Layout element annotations
● ● ●

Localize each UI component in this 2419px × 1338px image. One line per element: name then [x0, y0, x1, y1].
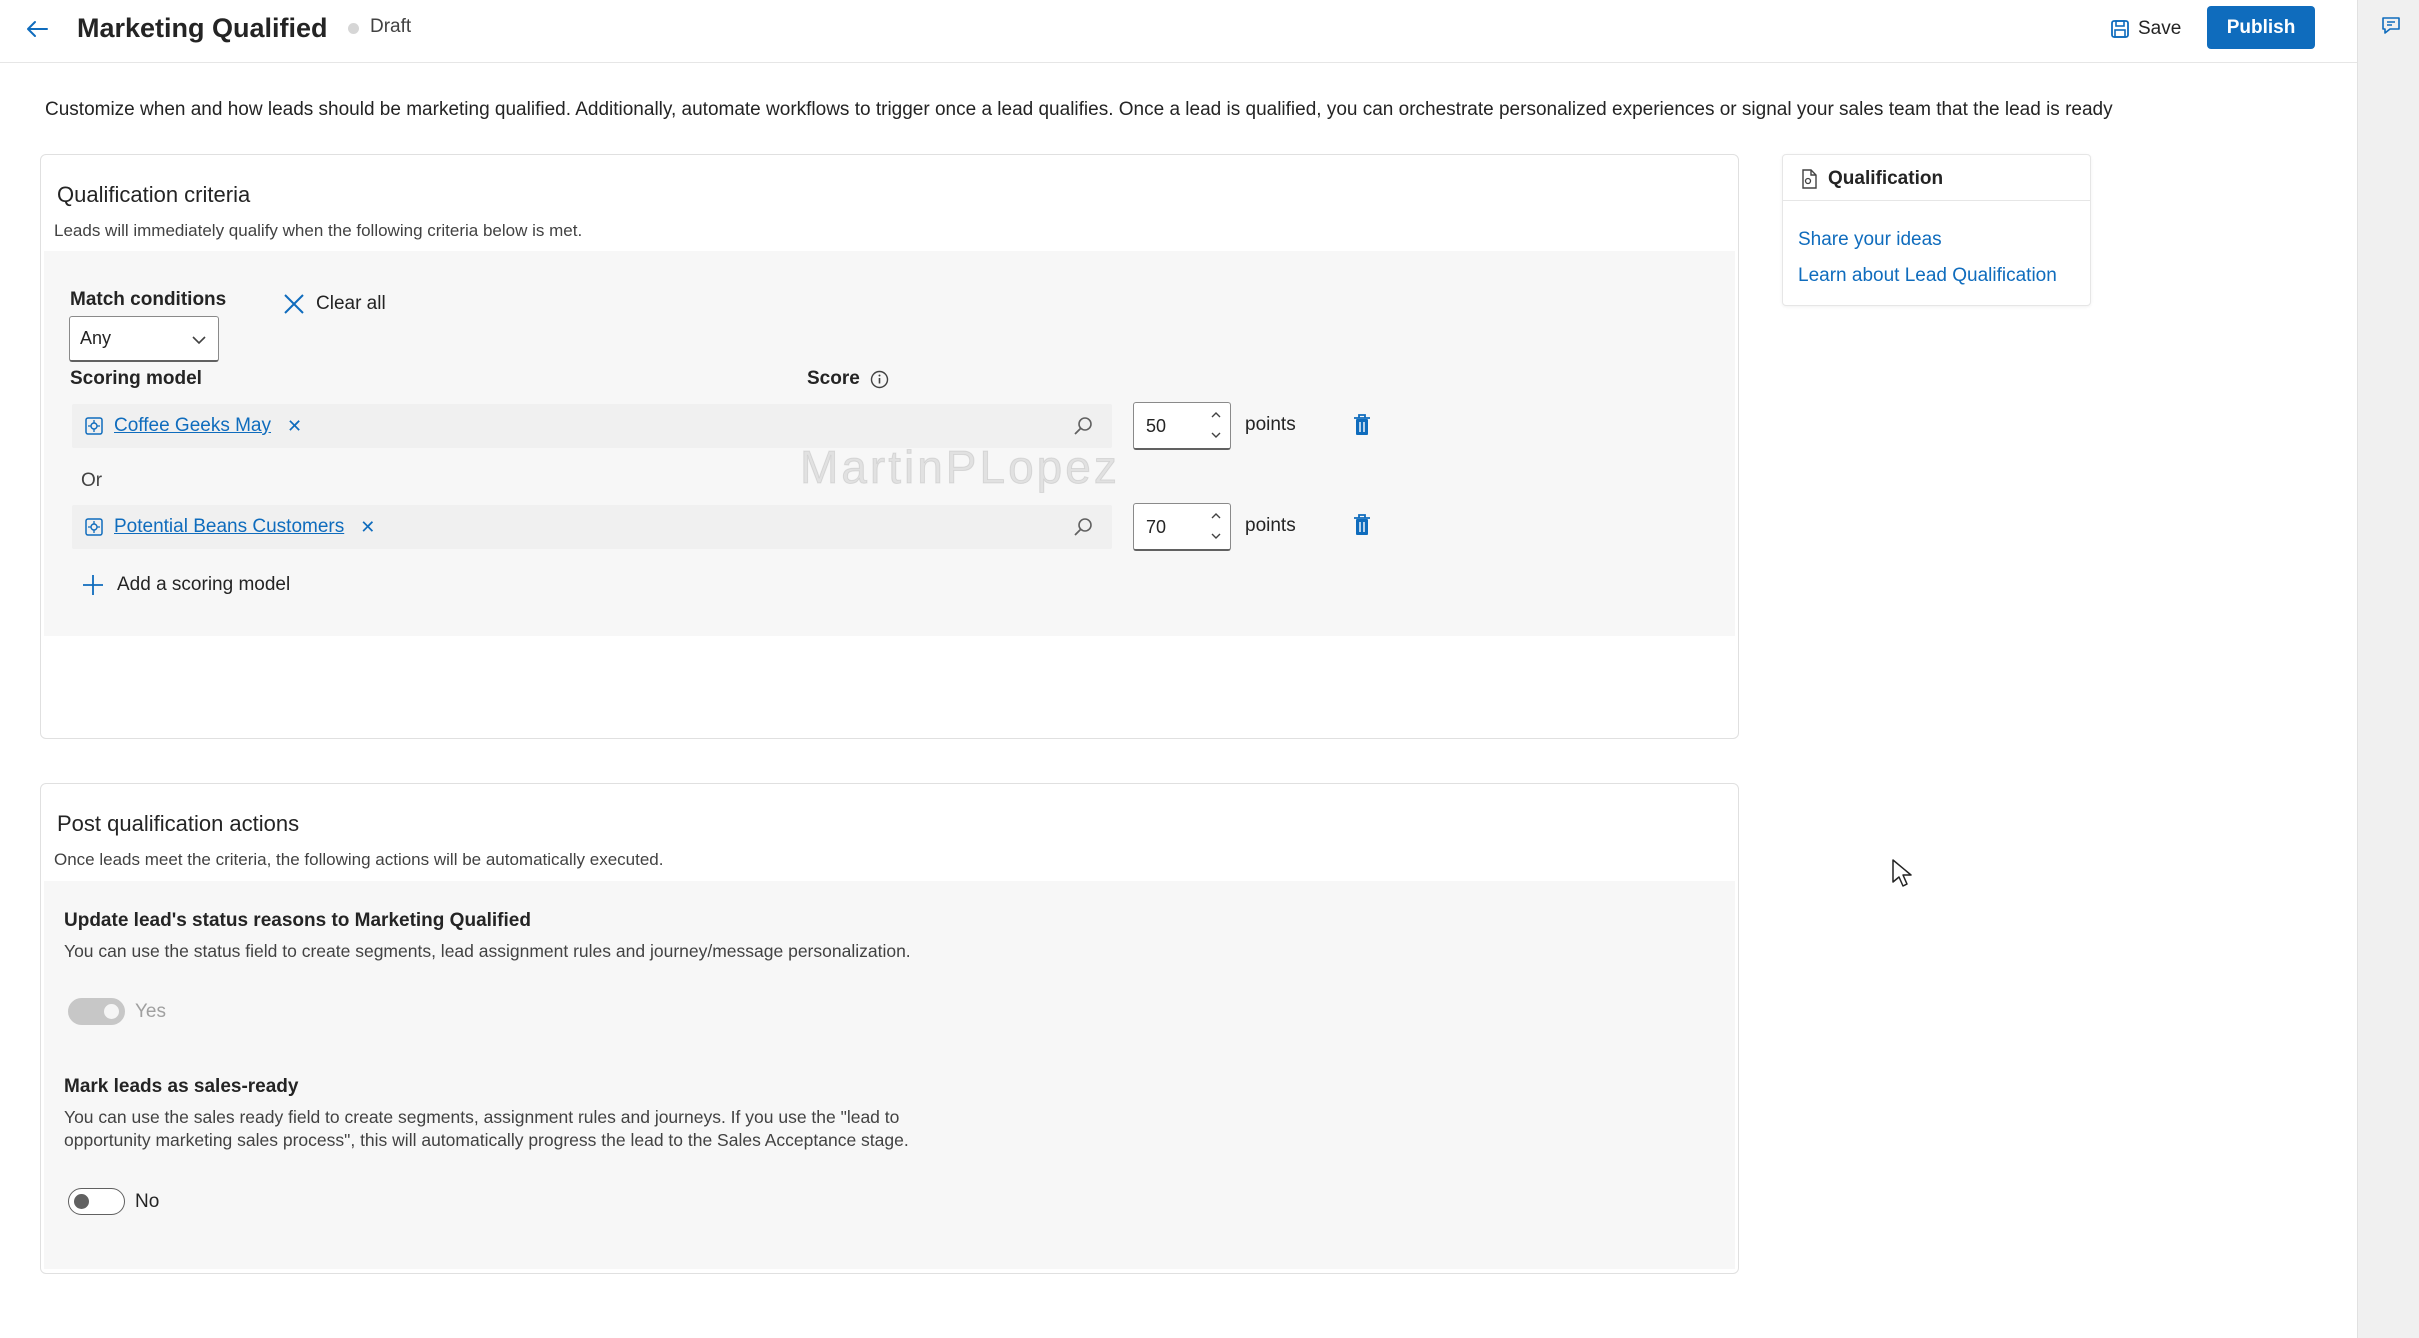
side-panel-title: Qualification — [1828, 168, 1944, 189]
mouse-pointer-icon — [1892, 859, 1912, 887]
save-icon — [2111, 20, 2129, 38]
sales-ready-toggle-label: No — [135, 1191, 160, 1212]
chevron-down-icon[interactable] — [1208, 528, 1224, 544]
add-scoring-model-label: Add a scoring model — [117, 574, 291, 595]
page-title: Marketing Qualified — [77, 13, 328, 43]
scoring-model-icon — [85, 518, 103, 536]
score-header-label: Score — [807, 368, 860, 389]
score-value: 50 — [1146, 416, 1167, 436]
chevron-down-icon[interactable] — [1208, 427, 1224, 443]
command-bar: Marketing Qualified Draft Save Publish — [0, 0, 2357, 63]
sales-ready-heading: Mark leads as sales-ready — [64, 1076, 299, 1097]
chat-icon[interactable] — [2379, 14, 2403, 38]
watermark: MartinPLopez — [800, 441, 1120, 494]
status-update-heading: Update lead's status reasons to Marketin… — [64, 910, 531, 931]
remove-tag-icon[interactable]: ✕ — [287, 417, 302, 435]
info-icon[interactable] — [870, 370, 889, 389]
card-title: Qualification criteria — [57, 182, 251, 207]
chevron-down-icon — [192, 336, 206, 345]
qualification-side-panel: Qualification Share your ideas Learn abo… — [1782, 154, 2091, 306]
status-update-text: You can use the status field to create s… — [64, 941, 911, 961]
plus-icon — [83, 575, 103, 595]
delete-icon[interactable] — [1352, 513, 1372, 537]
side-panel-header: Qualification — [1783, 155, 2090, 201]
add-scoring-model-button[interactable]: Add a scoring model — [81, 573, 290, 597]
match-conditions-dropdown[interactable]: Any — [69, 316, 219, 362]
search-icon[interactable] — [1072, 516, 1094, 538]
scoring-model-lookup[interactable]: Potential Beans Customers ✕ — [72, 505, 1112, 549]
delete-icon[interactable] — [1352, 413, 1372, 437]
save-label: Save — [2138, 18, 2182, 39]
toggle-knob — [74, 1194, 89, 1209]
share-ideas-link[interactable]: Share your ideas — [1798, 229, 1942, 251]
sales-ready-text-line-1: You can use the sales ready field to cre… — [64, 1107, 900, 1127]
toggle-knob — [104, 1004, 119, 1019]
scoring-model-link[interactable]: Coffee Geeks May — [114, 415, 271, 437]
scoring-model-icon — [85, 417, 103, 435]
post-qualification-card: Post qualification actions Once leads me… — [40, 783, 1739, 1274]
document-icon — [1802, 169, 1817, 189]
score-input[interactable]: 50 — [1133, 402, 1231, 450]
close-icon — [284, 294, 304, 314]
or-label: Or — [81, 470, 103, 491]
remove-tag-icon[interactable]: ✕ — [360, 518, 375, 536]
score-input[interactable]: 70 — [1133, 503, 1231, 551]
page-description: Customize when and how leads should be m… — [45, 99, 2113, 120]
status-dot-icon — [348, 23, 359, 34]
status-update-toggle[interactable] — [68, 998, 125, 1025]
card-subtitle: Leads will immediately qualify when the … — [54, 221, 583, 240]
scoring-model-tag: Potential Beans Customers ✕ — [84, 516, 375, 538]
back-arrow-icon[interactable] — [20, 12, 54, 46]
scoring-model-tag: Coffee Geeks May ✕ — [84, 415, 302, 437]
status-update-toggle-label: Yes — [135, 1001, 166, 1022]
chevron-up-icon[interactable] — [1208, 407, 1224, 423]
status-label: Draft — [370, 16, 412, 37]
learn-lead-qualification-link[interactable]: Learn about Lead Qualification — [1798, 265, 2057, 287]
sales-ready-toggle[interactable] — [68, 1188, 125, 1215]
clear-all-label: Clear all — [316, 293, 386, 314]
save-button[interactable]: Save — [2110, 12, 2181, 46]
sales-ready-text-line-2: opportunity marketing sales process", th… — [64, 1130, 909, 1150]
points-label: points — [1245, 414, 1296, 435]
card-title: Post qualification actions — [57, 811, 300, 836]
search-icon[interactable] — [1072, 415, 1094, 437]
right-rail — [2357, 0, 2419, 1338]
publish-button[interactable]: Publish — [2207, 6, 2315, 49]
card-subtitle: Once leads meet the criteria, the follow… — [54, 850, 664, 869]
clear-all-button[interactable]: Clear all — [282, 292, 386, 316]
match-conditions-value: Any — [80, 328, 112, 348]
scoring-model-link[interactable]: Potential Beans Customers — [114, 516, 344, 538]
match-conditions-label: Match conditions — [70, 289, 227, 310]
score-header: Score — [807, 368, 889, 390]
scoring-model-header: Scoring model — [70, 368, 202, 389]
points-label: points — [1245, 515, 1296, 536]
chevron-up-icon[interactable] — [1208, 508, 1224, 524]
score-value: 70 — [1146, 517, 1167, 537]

● ● ●

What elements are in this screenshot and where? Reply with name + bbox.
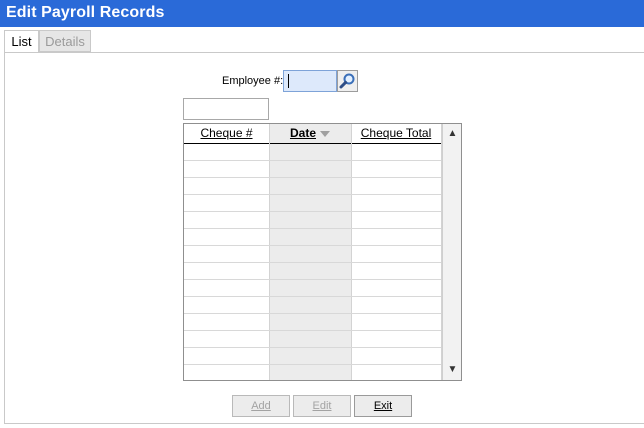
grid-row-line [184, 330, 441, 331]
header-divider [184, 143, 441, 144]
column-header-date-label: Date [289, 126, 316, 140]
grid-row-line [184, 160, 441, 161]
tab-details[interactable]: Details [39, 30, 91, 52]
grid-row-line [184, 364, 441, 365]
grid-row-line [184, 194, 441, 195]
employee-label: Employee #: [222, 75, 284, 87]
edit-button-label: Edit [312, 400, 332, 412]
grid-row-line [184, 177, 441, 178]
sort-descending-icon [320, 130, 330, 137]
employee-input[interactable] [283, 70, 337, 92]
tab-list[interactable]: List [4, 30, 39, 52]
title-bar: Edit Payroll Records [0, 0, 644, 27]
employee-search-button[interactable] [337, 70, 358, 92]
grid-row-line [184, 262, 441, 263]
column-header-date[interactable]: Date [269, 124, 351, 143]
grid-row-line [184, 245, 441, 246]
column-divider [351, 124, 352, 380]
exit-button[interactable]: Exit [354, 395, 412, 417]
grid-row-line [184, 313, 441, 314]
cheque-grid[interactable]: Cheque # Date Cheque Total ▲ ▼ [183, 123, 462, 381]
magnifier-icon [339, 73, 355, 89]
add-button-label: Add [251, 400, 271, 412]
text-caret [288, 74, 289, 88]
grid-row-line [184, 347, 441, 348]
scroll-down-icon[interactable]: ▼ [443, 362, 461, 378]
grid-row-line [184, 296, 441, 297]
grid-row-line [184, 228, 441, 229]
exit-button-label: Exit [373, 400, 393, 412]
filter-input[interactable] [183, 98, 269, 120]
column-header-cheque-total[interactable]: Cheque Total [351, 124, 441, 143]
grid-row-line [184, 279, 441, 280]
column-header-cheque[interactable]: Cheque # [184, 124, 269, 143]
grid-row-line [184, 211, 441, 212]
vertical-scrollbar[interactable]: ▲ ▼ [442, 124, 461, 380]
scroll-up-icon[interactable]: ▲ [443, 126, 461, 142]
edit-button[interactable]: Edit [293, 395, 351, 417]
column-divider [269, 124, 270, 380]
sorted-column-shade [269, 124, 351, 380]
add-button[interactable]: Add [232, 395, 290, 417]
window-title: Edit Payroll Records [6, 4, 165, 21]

● ● ●

Task →
In the material, give the lines from the one with "side-panel-title: Qualification —" up to and including the one with "remove-tag-icon[interactable]: ✕ — [287, 417, 302, 435]" again, changing "chevron-down-icon" to "caret-down-icon" and leaving everything else in those lines as it is.

Full solution →
side-panel-title: Qualification — [1828, 168, 1944, 189]
mouse-pointer-icon — [1892, 859, 1912, 887]
save-icon — [2111, 20, 2129, 38]
sales-ready-toggle-label: No — [135, 1191, 160, 1212]
caret-down-icon[interactable] — [1208, 528, 1224, 544]
add-scoring-model-label: Add a scoring model — [117, 574, 291, 595]
page-title: Marketing Qualified — [77, 13, 328, 43]
scoring-model-icon — [85, 518, 103, 536]
score-header-label: Score — [807, 368, 860, 389]
score-value: 50 — [1146, 416, 1167, 436]
caret-down-icon[interactable] — [1208, 427, 1224, 443]
command-bar: Marketing Qualified Draft Save Publish — [0, 0, 2357, 63]
sales-ready-heading: Mark leads as sales-ready — [64, 1076, 299, 1097]
chat-icon[interactable] — [2379, 14, 2403, 38]
watermark: MartinPLopez — [800, 441, 1120, 494]
status-update-heading: Update lead's status reasons to Marketin… — [64, 910, 531, 931]
remove-tag-icon[interactable]: ✕ — [287, 417, 302, 435]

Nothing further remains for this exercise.